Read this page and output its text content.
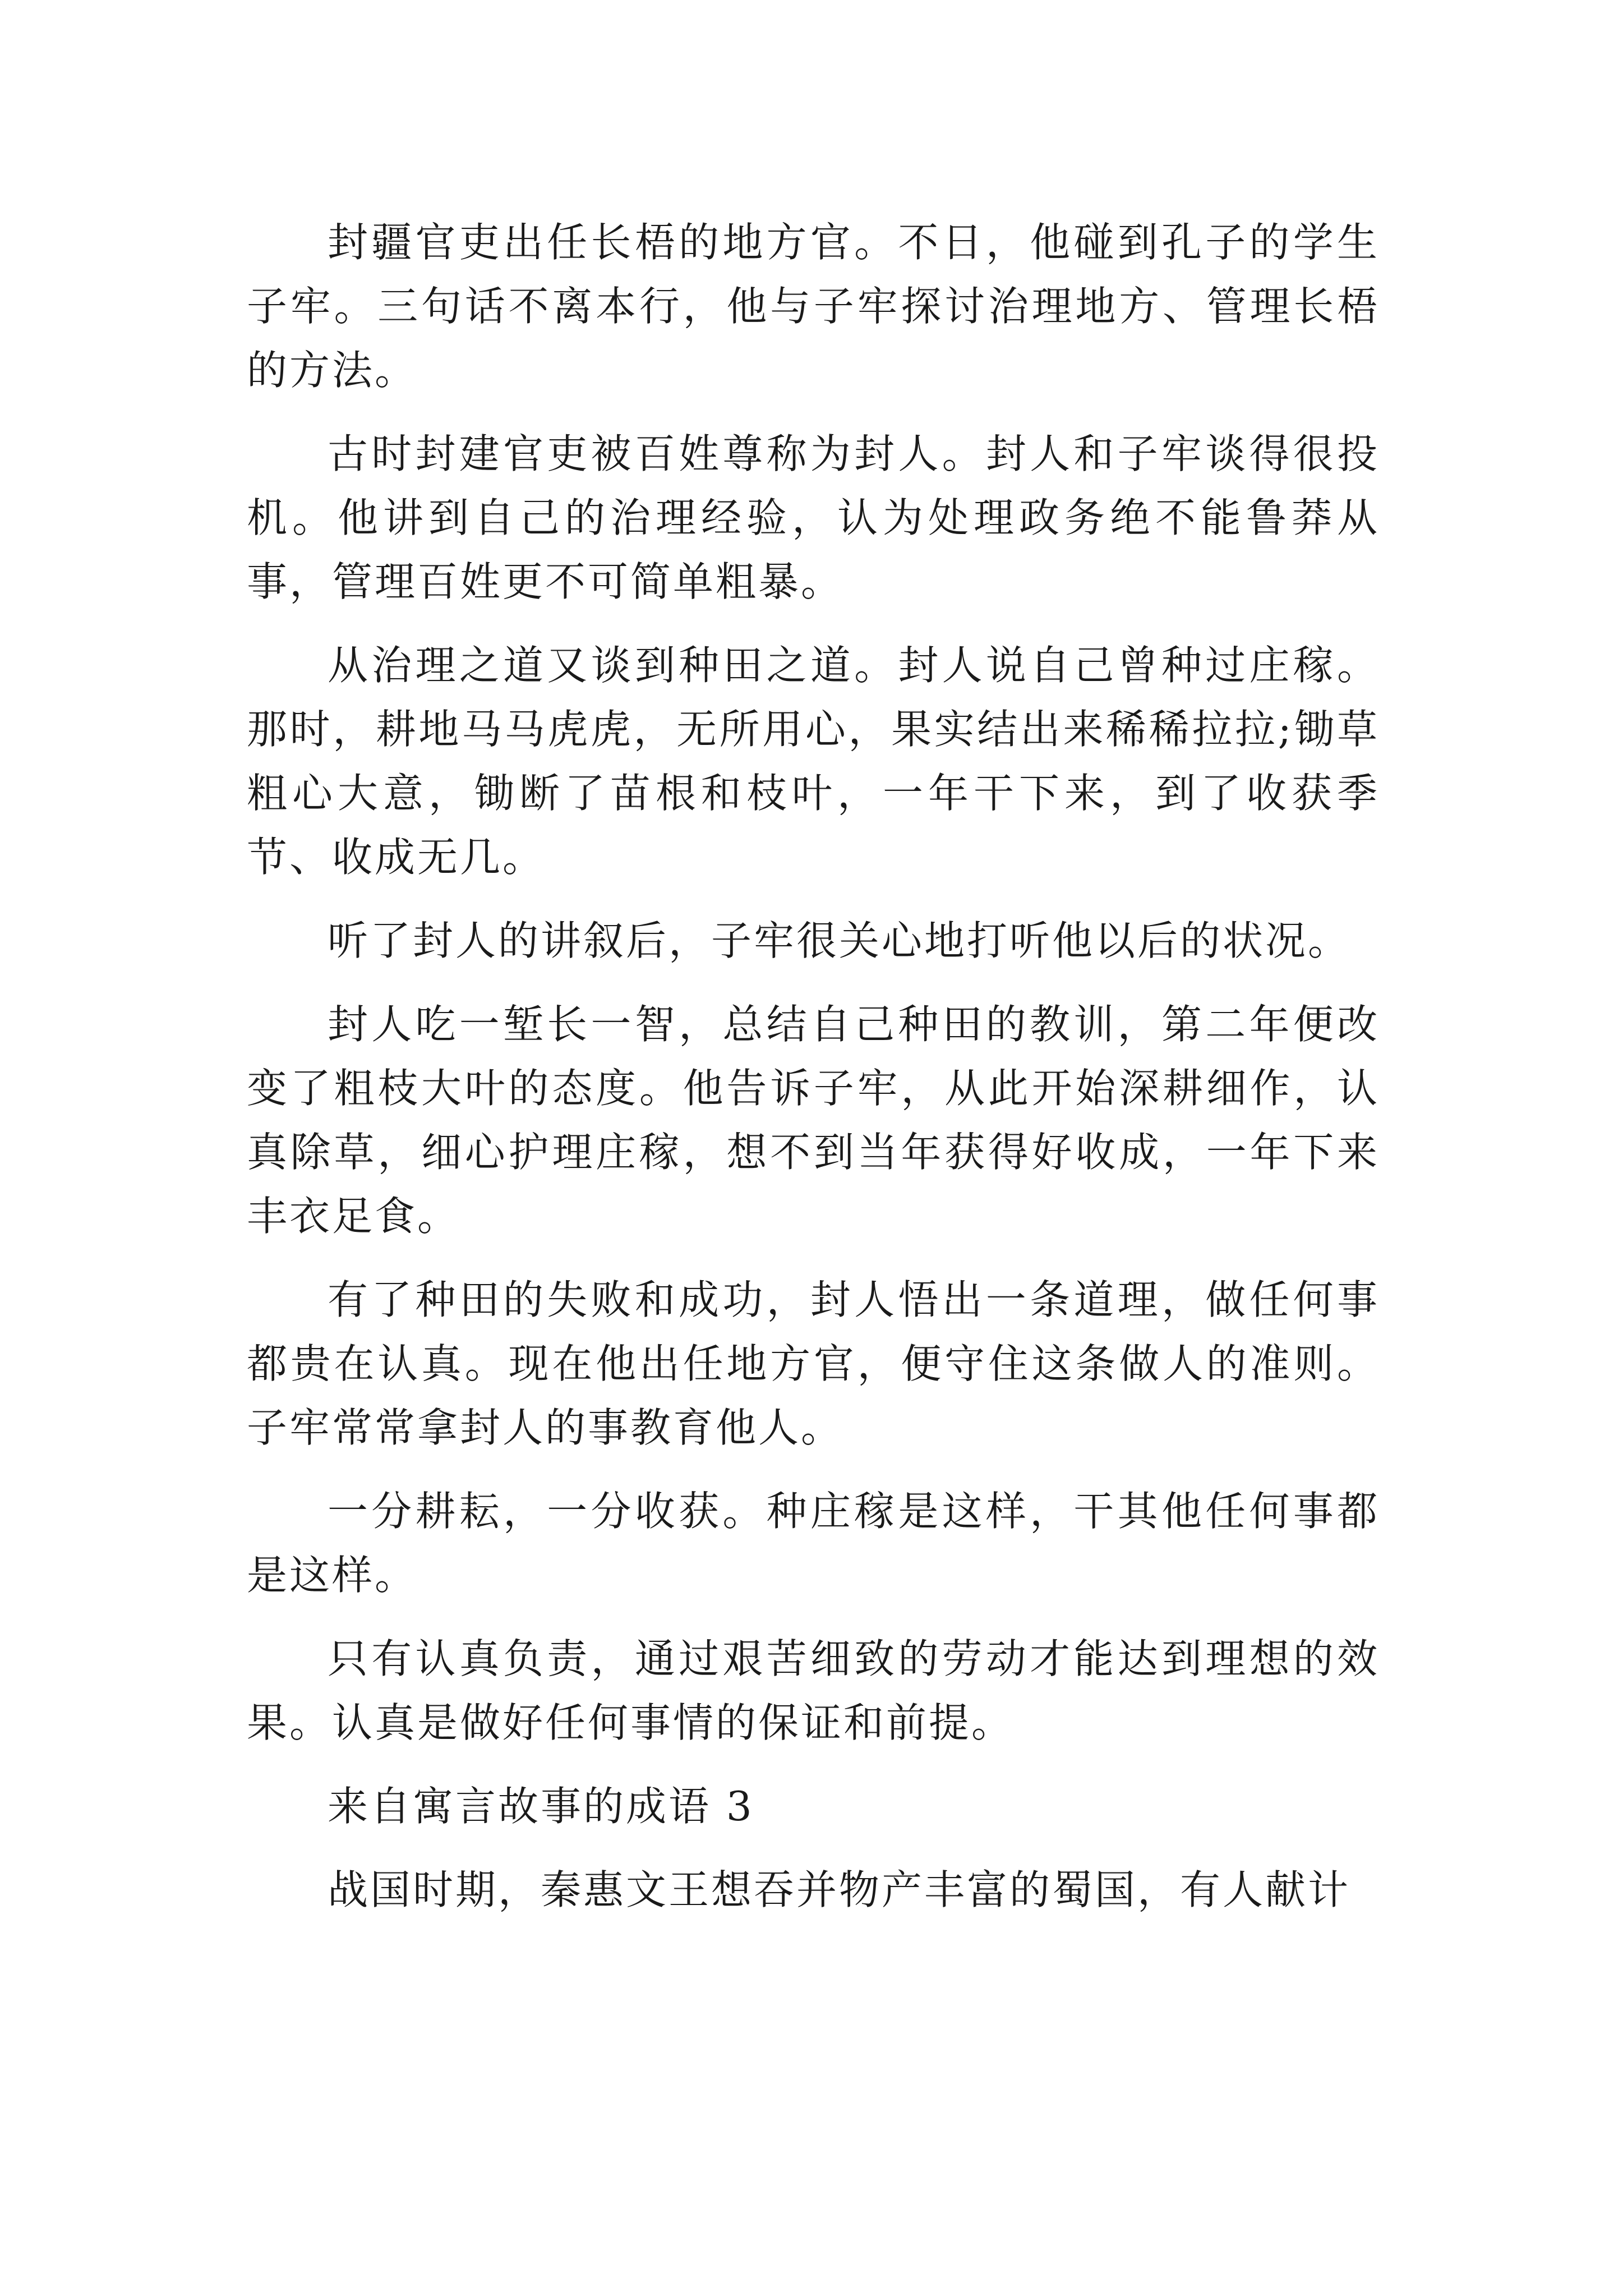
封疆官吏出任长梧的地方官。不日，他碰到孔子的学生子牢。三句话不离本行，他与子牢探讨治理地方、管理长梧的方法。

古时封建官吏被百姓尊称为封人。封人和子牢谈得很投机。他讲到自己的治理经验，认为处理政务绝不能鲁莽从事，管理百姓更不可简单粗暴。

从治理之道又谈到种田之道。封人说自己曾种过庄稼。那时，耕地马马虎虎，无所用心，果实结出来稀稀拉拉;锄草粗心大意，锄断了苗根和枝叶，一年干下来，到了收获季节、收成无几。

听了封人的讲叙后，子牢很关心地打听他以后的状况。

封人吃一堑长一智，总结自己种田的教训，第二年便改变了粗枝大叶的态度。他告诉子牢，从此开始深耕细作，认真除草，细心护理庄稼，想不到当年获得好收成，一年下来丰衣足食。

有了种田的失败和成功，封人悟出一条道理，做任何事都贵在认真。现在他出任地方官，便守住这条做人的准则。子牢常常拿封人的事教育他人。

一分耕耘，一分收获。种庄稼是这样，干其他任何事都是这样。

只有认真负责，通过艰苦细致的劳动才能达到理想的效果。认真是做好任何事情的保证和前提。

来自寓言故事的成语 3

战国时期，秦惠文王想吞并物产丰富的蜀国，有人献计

# # # # # # #

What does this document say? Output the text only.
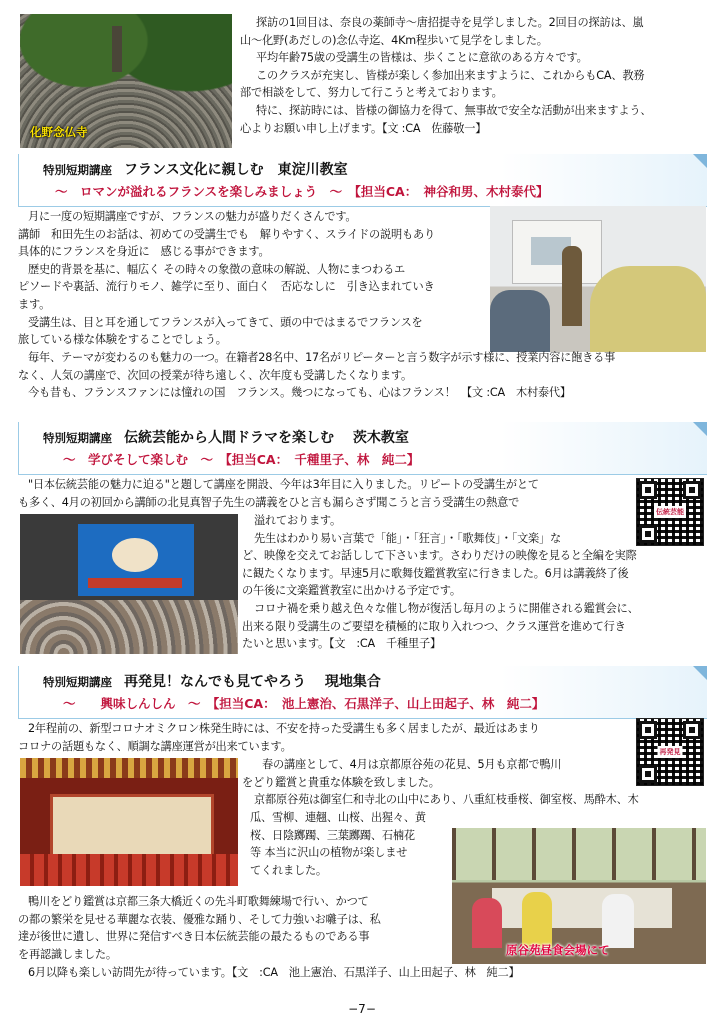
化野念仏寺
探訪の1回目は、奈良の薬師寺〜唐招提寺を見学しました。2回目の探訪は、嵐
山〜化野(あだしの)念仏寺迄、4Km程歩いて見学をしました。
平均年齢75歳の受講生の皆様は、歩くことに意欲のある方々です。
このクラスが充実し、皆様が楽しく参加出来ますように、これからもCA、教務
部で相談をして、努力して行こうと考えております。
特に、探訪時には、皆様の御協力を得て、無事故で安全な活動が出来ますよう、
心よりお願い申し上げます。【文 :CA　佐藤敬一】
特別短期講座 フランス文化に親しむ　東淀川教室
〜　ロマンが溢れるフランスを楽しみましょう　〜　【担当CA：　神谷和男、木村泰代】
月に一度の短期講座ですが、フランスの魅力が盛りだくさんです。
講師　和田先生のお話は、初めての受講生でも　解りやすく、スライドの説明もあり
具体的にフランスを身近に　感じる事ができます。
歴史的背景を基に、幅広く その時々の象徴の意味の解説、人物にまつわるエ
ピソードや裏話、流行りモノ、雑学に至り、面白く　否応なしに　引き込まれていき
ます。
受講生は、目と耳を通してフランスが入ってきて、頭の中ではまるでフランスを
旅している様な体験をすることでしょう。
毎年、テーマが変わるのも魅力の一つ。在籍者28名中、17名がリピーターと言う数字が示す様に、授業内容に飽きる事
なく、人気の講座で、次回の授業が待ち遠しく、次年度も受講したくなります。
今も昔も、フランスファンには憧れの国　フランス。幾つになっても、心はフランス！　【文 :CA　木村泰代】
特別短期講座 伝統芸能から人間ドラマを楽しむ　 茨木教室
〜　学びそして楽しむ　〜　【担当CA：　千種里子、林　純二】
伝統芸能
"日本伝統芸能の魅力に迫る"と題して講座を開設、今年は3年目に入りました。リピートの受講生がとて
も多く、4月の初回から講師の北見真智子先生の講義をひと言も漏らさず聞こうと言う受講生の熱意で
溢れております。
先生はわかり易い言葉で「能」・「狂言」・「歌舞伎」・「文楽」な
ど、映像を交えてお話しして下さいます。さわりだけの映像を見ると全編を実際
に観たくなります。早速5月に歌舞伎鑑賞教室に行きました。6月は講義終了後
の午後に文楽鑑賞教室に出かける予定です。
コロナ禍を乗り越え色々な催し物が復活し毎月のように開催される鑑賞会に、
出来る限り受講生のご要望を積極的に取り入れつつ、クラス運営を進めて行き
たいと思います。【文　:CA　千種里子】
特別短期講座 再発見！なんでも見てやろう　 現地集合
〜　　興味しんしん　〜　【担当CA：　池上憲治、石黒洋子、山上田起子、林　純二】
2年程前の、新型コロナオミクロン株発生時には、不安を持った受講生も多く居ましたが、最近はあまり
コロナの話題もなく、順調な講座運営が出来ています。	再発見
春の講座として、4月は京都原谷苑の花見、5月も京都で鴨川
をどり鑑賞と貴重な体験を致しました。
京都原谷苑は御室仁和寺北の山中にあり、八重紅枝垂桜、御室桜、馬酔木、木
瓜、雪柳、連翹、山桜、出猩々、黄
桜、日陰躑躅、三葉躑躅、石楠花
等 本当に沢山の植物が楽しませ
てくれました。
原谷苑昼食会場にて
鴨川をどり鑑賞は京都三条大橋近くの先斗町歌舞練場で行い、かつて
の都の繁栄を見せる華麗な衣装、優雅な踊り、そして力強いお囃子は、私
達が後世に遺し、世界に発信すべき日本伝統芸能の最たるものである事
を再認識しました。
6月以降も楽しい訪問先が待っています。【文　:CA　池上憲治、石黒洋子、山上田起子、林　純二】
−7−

# # # # # # #

**STATED TASK:**
Look over the records above and copy each line that includes the string "池上憲治".

**TASK ANSWER:**
〜　　興味しんしん　〜　【担当CA：　池上憲治、石黒洋子、山上田起子、林　純二】
6月以降も楽しい訪問先が待っています。【文　:CA　池上憲治、石黒洋子、山上田起子、林　純二】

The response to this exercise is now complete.